INFORMATION GIVEN —
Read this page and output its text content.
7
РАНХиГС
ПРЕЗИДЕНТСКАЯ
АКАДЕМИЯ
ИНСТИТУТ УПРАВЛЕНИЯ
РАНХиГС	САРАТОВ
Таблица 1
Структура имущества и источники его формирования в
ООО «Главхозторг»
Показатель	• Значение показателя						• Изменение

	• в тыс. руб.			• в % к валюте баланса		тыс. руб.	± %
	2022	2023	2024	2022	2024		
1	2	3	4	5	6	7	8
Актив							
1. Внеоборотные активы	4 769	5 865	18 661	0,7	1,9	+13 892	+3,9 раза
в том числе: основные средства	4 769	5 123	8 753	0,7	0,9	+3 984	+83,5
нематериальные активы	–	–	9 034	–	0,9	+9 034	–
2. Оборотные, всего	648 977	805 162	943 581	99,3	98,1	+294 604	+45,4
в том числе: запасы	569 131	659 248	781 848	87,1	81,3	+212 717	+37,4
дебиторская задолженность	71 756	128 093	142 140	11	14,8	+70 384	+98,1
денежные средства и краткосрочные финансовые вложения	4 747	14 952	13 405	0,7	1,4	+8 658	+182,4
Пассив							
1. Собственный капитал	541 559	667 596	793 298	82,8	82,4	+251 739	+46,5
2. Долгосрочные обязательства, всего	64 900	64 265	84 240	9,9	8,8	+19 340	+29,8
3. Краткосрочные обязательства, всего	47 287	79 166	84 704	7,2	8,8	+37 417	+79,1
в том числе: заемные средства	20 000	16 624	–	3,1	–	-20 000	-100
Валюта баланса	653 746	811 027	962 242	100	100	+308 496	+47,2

GOAL — Reproduce the entire listing word for word.

RESPONSE —
Read this page and output its text content.
7
РАНХиГС
ПРЕЗИДЕНТСКАЯ
АКАДЕМИЯ
ИНСТИТУТ УПРАВЛЕНИЯ
РАНХиГС	САРАТОВ
Таблица 1
Структура имущества и источники его формирования в
ООО «Главхозторг»
Показатель	• Значение показателя						• Изменение

	• в тыс. руб.			• в % к валюте баланса		тыс. руб.	± %
	2022	2023	2024	2022	2024		
1	2	3	4	5	6	7	8
Актив							
1. Внеоборотные активы	4 769	5 865	18 661	0,7	1,9	+13 892	+3,9 раза
в том числе: основные средства	4 769	5 123	8 753	0,7	0,9	+3 984	+83,5
нематериальные активы	–	–	9 034	–	0,9	+9 034	–
2. Оборотные, всего	648 977	805 162	943 581	99,3	98,1	+294 604	+45,4
в том числе: запасы	569 131	659 248	781 848	87,1	81,3	+212 717	+37,4
дебиторская задолженность	71 756	128 093	142 140	11	14,8	+70 384	+98,1
денежные средства и краткосрочные финансовые вложения	4 747	14 952	13 405	0,7	1,4	+8 658	+182,4
Пассив							
1. Собственный капитал	541 559	667 596	793 298	82,8	82,4	+251 739	+46,5
2. Долгосрочные обязательства, всего	64 900	64 265	84 240	9,9	8,8	+19 340	+29,8
3. Краткосрочные обязательства, всего	47 287	79 166	84 704	7,2	8,8	+37 417	+79,1
в том числе: заемные средства	20 000	16 624	–	3,1	–	-20 000	-100
Валюта баланса	653 746	811 027	962 242	100	100	+308 496	+47,2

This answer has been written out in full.